Challenge: Write out, precisely and in full, each line of the material.

Stored data

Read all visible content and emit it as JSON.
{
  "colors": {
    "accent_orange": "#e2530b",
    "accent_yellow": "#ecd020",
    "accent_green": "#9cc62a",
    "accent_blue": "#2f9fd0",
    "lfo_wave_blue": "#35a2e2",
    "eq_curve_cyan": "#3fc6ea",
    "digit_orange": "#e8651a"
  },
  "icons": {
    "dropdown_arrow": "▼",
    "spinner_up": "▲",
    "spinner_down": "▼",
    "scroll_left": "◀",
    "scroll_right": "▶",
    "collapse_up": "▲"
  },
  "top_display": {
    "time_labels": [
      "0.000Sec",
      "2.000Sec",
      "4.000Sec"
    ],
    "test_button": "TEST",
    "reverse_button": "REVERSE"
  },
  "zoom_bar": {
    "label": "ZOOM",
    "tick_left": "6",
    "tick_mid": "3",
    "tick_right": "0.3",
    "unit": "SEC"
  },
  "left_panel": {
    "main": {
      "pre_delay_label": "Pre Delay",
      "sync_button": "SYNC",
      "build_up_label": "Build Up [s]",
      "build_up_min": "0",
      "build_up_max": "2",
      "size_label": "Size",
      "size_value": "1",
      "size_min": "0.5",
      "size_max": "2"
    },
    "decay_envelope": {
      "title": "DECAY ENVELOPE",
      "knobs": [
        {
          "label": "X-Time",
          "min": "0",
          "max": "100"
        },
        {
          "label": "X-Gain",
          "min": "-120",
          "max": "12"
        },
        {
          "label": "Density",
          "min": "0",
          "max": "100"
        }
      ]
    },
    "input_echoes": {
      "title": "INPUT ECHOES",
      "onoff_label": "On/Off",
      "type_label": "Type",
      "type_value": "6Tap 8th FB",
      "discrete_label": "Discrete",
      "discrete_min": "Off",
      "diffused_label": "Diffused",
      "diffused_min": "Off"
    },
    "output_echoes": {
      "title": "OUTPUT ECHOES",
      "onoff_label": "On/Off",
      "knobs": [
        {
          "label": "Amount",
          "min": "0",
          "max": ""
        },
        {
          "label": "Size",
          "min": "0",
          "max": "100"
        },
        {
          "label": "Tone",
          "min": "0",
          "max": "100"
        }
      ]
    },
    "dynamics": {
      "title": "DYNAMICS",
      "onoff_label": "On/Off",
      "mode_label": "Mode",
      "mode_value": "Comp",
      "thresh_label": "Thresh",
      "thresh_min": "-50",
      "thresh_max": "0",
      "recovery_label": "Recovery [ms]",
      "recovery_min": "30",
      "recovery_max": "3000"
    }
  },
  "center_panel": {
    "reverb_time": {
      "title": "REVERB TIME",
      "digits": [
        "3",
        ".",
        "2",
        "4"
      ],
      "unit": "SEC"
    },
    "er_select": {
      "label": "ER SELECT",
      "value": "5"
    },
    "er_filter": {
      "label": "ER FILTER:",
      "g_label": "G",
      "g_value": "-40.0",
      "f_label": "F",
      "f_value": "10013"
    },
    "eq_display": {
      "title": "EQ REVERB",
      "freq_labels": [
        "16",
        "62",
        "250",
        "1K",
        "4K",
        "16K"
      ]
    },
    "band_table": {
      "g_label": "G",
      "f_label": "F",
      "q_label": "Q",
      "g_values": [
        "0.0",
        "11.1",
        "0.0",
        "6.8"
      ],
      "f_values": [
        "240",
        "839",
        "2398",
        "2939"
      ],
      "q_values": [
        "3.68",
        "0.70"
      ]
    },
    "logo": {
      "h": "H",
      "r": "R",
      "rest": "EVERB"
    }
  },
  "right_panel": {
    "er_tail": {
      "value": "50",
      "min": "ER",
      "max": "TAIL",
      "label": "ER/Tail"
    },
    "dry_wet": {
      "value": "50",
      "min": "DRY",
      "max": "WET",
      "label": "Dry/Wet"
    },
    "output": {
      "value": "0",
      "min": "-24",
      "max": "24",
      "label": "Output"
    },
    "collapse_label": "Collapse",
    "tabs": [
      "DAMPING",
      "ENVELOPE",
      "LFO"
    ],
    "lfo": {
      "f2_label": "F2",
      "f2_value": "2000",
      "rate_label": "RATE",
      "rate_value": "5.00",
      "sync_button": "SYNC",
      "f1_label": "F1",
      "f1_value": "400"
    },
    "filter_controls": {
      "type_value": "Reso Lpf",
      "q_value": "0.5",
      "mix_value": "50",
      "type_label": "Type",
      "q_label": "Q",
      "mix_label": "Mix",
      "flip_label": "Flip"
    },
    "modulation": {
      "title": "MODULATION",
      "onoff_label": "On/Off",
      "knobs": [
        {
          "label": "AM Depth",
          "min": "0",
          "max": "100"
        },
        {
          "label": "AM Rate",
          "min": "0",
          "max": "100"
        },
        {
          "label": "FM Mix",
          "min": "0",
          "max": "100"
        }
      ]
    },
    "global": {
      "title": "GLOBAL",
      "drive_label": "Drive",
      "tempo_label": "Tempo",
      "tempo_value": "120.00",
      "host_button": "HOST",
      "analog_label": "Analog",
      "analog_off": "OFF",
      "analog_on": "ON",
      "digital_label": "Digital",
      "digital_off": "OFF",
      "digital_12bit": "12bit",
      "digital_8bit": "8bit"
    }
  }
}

Correct result:
Read all visible content and emit it as JSON.
{
  "colors": {
    "accent_orange": "#e2530b",
    "accent_yellow": "#ecd020",
    "accent_green": "#9cc62a",
    "accent_blue": "#2f9fd0",
    "lfo_wave_blue": "#35a2e2",
    "eq_curve_cyan": "#3fc6ea",
    "digit_orange": "#e8651a"
  },
  "icons": {
    "dropdown_arrow": "▼",
    "spinner_up": "▲",
    "spinner_down": "▼",
    "scroll_left": "◀",
    "scroll_right": "▶",
    "collapse_up": "▲"
  },
  "top_display": {
    "time_labels": [
      "0.000Sec",
      "2.000Sec",
      "4.000Sec"
    ],
    "test_button": "TEST",
    "reverse_button": "REVERSE"
  },
  "zoom_bar": {
    "label": "ZOOM",
    "tick_left": "6",
    "tick_mid": "3",
    "tick_right": "0.3",
    "unit": "SEC"
  },
  "left_panel": {
    "main": {
      "pre_delay_label": "Pre Delay",
      "sync_button": "SYNC",
      "build_up_label": "Build Up [s]",
      "build_up_min": "0",
      "build_up_max": "2",
      "size_label": "Size",
      "size_value": "1",
      "size_min": "0.5",
      "size_max": "2"
    },
    "decay_envelope": {
      "title": "DECAY ENVELOPE",
      "knobs": [
        {
          "label": "X-Time",
          "min": "0",
          "max": "100"
        },
        {
          "label": "X-Gain",
          "min": "-120",
          "max": "12"
        },
        {
          "label": "Density",
          "min": "0",
          "max": "100"
        }
      ]
    },
    "input_echoes": {
      "title": "INPUT ECHOES",
      "onoff_label": "On/Off",
      "type_label": "Type",
      "type_value": "6Tap 8th FB",
      "discrete_label": "Discrete",
      "discrete_min": "Off",
      "diffused_label": "Diffused",
      "diffused_min": "Off"
    },
    "output_echoes": {
      "title": "OUTPUT ECHOES",
      "onoff_label": "On/Off",
      "knobs": [
        {
          "label": "Amount",
          "min": "0",
          "max": ""
        },
        {
          "label": "Size",
          "min": "0",
          "max": "100"
        },
        {
          "label": "Tone",
          "min": "0",
          "max": "100"
        }
      ]
    },
    "dynamics": {
      "title": "DYNAMICS",
      "onoff_label": "On/Off",
      "mode_label": "Mode",
      "mode_value": "Comp",
      "thresh_label": "Thresh",
      "thresh_min": "-50",
      "thresh_max": "0",
      "recovery_label": "Recovery [ms]",
      "recovery_min": "30",
      "recovery_max": "3000"
    }
  },
  "center_panel": {
    "reverb_time": {
      "title": "REVERB TIME",
      "digits": [
        "3",
        ".",
        "2",
        "4"
      ],
      "unit": "SEC"
    },
    "er_select": {
      "label": "ER SELECT",
      "value": "5"
    },
    "er_filter": {
      "label": "ER FILTER:",
      "g_label": "G",
      "g_value": "-40.0",
      "f_label": "F",
      "f_value": "10013"
    },
    "eq_display": {
      "title": "EQ REVERB",
      "freq_labels": [
        "16",
        "62",
        "250",
        "1K",
        "4K",
        "16K"
      ]
    },
    "band_table": {
      "g_label": "G",
      "f_label": "F",
      "q_label": "Q",
      "g_values": [
        "0.0",
        "11.1",
        "0.0",
        "6.8"
      ],
      "f_values": [
        "240",
        "839",
        "2398",
        "2939"
      ],
      "q_values": [
        "3.68",
        "0.70"
      ]
    },
    "logo": {
      "h": "H",
      "r": "R",
      "rest": "EVERB"
    }
  },
  "right_panel": {
    "er_tail": {
      "value": "50",
      "min": "ER",
      "max": "TAIL",
      "label": "ER/Tail"
    },
    "dry_wet": {
      "value": "50",
      "min": "DRY",
      "max": "WET",
      "label": "Dry/Wet"
    },
    "output": {
      "value": "0",
      "min": "-24",
      "max": "24",
      "label": "Output"
    },
    "collapse_label": "Collapse",
    "tabs": [
      "DAMPING",
      "ENVELOPE",
      "LFO"
    ],
    "lfo": {
      "f2_label": "F2",
      "f2_value": "2000",
      "rate_label": "RATE",
      "rate_value": "5.00",
      "sync_button": "SYNC",
      "f1_label": "F1",
      "f1_value": "400"
    },
    "filter_controls": {
      "type_value": "Reso Lpf",
      "q_value": "0.5",
      "mix_value": "50",
      "type_label": "Type",
      "q_label": "Q",
      "mix_label": "Mix",
      "flip_label": "Flip"
    },
    "modulation": {
      "title": "MODULATION",
      "onoff_label": "On/Off",
      "knobs": [
        {
          "label": "AM Depth",
          "min": "0",
          "max": "100"
        },
        {
          "label": "AM Rate",
          "min": "0",
          "max": "100"
        },
        {
          "label": "FM Mix",
          "min": "0",
          "max": "100"
        }
      ]
    },
    "global": {
      "title": "GLOBAL",
      "drive_label": "Drive",
      "tempo_label": "Tempo",
      "tempo_value": "120.00",
      "host_button": "HOST",
      "analog_label": "Analog",
      "analog_off": "OFF",
      "analog_on": "ON",
      "digital_label": "Digital",
      "digital_off": "OFF",
      "digital_12bit": "12bit",
      "digital_8bit": "8bit"
    }
  }
}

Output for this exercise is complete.